● Exercise directions
Reproduce all the entries precisely.

(Figure content listings)
═══

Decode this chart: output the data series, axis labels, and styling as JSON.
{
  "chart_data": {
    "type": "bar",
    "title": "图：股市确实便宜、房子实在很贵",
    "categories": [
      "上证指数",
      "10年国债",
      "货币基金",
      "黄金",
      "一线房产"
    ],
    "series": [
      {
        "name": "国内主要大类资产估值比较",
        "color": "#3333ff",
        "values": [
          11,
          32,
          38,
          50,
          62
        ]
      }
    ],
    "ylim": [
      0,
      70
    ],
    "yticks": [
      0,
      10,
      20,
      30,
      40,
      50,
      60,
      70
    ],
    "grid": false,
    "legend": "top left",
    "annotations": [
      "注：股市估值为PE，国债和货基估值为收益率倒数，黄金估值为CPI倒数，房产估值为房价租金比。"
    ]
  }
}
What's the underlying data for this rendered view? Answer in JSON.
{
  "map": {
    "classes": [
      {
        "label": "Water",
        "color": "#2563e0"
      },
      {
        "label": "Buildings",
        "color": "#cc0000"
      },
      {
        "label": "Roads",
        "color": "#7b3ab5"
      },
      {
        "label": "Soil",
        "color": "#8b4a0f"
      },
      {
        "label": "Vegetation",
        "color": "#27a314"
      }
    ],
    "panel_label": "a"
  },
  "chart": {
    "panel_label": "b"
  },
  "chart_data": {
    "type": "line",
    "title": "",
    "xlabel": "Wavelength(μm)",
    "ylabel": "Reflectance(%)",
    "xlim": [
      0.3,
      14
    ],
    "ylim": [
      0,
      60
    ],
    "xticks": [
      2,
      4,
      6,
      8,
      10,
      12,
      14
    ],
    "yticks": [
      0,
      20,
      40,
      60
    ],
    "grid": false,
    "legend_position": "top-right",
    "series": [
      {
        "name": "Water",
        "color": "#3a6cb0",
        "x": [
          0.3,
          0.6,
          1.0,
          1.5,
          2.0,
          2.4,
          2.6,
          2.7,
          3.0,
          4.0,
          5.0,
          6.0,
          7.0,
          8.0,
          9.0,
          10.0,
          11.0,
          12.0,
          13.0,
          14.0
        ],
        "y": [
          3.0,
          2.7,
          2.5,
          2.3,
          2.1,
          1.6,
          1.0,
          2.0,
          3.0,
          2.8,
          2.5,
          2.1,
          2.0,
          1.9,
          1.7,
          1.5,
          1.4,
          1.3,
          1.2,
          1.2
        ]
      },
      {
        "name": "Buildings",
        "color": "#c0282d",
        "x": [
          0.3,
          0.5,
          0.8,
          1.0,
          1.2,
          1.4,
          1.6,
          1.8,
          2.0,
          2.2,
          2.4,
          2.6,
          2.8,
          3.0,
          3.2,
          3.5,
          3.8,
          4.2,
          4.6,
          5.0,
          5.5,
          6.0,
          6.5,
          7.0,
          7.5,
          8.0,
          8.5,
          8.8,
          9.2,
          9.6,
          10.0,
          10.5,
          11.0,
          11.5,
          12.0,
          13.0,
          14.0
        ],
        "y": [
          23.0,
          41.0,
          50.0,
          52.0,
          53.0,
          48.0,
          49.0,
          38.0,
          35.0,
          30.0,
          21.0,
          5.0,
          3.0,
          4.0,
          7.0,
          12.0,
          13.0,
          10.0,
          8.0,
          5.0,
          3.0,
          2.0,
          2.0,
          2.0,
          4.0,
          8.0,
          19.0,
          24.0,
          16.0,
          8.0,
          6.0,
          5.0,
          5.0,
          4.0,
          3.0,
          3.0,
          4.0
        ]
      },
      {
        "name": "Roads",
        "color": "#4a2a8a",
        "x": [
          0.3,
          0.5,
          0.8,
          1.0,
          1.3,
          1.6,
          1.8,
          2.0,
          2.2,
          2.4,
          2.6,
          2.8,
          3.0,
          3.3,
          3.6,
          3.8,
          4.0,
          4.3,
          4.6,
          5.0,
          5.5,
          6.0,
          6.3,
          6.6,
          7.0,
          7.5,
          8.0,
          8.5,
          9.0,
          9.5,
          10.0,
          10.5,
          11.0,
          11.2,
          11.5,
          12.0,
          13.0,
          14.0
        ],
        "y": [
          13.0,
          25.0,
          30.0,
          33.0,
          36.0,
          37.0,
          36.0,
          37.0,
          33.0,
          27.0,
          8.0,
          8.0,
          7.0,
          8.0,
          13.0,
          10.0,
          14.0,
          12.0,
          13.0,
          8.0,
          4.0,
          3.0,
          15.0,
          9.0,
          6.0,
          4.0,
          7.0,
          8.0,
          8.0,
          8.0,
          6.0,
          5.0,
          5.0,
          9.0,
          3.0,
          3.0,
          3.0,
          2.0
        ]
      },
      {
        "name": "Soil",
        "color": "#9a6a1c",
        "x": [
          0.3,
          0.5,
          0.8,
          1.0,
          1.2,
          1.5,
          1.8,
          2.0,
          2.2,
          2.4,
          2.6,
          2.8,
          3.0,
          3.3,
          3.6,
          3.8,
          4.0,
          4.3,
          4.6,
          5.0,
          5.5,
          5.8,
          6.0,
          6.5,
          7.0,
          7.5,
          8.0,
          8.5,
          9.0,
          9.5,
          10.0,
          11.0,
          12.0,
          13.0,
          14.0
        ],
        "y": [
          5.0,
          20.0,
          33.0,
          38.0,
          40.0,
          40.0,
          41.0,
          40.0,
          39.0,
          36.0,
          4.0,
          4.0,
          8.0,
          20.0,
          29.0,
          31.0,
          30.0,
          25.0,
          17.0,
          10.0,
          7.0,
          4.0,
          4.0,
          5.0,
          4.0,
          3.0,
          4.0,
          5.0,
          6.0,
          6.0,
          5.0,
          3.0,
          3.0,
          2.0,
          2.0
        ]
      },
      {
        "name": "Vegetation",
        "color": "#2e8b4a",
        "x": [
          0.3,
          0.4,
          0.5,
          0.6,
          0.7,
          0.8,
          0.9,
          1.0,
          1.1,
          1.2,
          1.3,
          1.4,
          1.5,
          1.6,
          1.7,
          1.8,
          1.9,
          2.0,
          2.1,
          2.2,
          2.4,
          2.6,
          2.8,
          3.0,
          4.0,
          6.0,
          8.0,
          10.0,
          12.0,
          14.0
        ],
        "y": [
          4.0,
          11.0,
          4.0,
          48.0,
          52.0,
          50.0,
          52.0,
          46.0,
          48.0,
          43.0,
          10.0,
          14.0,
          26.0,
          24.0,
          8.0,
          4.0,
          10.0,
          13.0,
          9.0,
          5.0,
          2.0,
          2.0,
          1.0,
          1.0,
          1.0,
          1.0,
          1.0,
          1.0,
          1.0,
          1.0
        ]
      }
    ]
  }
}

═══

● Full solution
Decode this chart: output the data series, axis labels, and styling as JSON.
{
  "chart_data": {
    "type": "bar",
    "title": "图：股市确实便宜、房子实在很贵",
    "categories": [
      "上证指数",
      "10年国债",
      "货币基金",
      "黄金",
      "一线房产"
    ],
    "series": [
      {
        "name": "国内主要大类资产估值比较",
        "color": "#3333ff",
        "values": [
          11,
          32,
          38,
          50,
          62
        ]
      }
    ],
    "ylim": [
      0,
      70
    ],
    "yticks": [
      0,
      10,
      20,
      30,
      40,
      50,
      60,
      70
    ],
    "grid": false,
    "legend": "top left",
    "annotations": [
      "注：股市估值为PE，国债和货基估值为收益率倒数，黄金估值为CPI倒数，房产估值为房价租金比。"
    ]
  }
}
What's the underlying data for this rendered view? Answer in JSON.
{
  "map": {
    "classes": [
      {
        "label": "Water",
        "color": "#2563e0"
      },
      {
        "label": "Buildings",
        "color": "#cc0000"
      },
      {
        "label": "Roads",
        "color": "#7b3ab5"
      },
      {
        "label": "Soil",
        "color": "#8b4a0f"
      },
      {
        "label": "Vegetation",
        "color": "#27a314"
      }
    ],
    "panel_label": "a"
  },
  "chart": {
    "panel_label": "b"
  },
  "chart_data": {
    "type": "line",
    "title": "",
    "xlabel": "Wavelength(μm)",
    "ylabel": "Reflectance(%)",
    "xlim": [
      0.3,
      14
    ],
    "ylim": [
      0,
      60
    ],
    "xticks": [
      2,
      4,
      6,
      8,
      10,
      12,
      14
    ],
    "yticks": [
      0,
      20,
      40,
      60
    ],
    "grid": false,
    "legend_position": "top-right",
    "series": [
      {
        "name": "Water",
        "color": "#3a6cb0",
        "x": [
          0.3,
          0.6,
          1.0,
          1.5,
          2.0,
          2.4,
          2.6,
          2.7,
          3.0,
          4.0,
          5.0,
          6.0,
          7.0,
          8.0,
          9.0,
          10.0,
          11.0,
          12.0,
          13.0,
          14.0
        ],
        "y": [
          3.0,
          2.7,
          2.5,
          2.3,
          2.1,
          1.6,
          1.0,
          2.0,
          3.0,
          2.8,
          2.5,
          2.1,
          2.0,
          1.9,
          1.7,
          1.5,
          1.4,
          1.3,
          1.2,
          1.2
        ]
      },
      {
        "name": "Buildings",
        "color": "#c0282d",
        "x": [
          0.3,
          0.5,
          0.8,
          1.0,
          1.2,
          1.4,
          1.6,
          1.8,
          2.0,
          2.2,
          2.4,
          2.6,
          2.8,
          3.0,
          3.2,
          3.5,
          3.8,
          4.2,
          4.6,
          5.0,
          5.5,
          6.0,
          6.5,
          7.0,
          7.5,
          8.0,
          8.5,
          8.8,
          9.2,
          9.6,
          10.0,
          10.5,
          11.0,
          11.5,
          12.0,
          13.0,
          14.0
        ],
        "y": [
          23.0,
          41.0,
          50.0,
          52.0,
          53.0,
          48.0,
          49.0,
          38.0,
          35.0,
          30.0,
          21.0,
          5.0,
          3.0,
          4.0,
          7.0,
          12.0,
          13.0,
          10.0,
          8.0,
          5.0,
          3.0,
          2.0,
          2.0,
          2.0,
          4.0,
          8.0,
          19.0,
          24.0,
          16.0,
          8.0,
          6.0,
          5.0,
          5.0,
          4.0,
          3.0,
          3.0,
          4.0
        ]
      },
      {
        "name": "Roads",
        "color": "#4a2a8a",
        "x": [
          0.3,
          0.5,
          0.8,
          1.0,
          1.3,
          1.6,
          1.8,
          2.0,
          2.2,
          2.4,
          2.6,
          2.8,
          3.0,
          3.3,
          3.6,
          3.8,
          4.0,
          4.3,
          4.6,
          5.0,
          5.5,
          6.0,
          6.3,
          6.6,
          7.0,
          7.5,
          8.0,
          8.5,
          9.0,
          9.5,
          10.0,
          10.5,
          11.0,
          11.2,
          11.5,
          12.0,
          13.0,
          14.0
        ],
        "y": [
          13.0,
          25.0,
          30.0,
          33.0,
          36.0,
          37.0,
          36.0,
          37.0,
          33.0,
          27.0,
          8.0,
          8.0,
          7.0,
          8.0,
          13.0,
          10.0,
          14.0,
          12.0,
          13.0,
          8.0,
          4.0,
          3.0,
          15.0,
          9.0,
          6.0,
          4.0,
          7.0,
          8.0,
          8.0,
          8.0,
          6.0,
          5.0,
          5.0,
          9.0,
          3.0,
          3.0,
          3.0,
          2.0
        ]
      },
      {
        "name": "Soil",
        "color": "#9a6a1c",
        "x": [
          0.3,
          0.5,
          0.8,
          1.0,
          1.2,
          1.5,
          1.8,
          2.0,
          2.2,
          2.4,
          2.6,
          2.8,
          3.0,
          3.3,
          3.6,
          3.8,
          4.0,
          4.3,
          4.6,
          5.0,
          5.5,
          5.8,
          6.0,
          6.5,
          7.0,
          7.5,
          8.0,
          8.5,
          9.0,
          9.5,
          10.0,
          11.0,
          12.0,
          13.0,
          14.0
        ],
        "y": [
          5.0,
          20.0,
          33.0,
          38.0,
          40.0,
          40.0,
          41.0,
          40.0,
          39.0,
          36.0,
          4.0,
          4.0,
          8.0,
          20.0,
          29.0,
          31.0,
          30.0,
          25.0,
          17.0,
          10.0,
          7.0,
          4.0,
          4.0,
          5.0,
          4.0,
          3.0,
          4.0,
          5.0,
          6.0,
          6.0,
          5.0,
          3.0,
          3.0,
          2.0,
          2.0
        ]
      },
      {
        "name": "Vegetation",
        "color": "#2e8b4a",
        "x": [
          0.3,
          0.4,
          0.5,
          0.6,
          0.7,
          0.8,
          0.9,
          1.0,
          1.1,
          1.2,
          1.3,
          1.4,
          1.5,
          1.6,
          1.7,
          1.8,
          1.9,
          2.0,
          2.1,
          2.2,
          2.4,
          2.6,
          2.8,
          3.0,
          4.0,
          6.0,
          8.0,
          10.0,
          12.0,
          14.0
        ],
        "y": [
          4.0,
          11.0,
          4.0,
          48.0,
          52.0,
          50.0,
          52.0,
          46.0,
          48.0,
          43.0,
          10.0,
          14.0,
          26.0,
          24.0,
          8.0,
          4.0,
          10.0,
          13.0,
          9.0,
          5.0,
          2.0,
          2.0,
          1.0,
          1.0,
          1.0,
          1.0,
          1.0,
          1.0,
          1.0,
          1.0
        ]
      }
    ]
  }
}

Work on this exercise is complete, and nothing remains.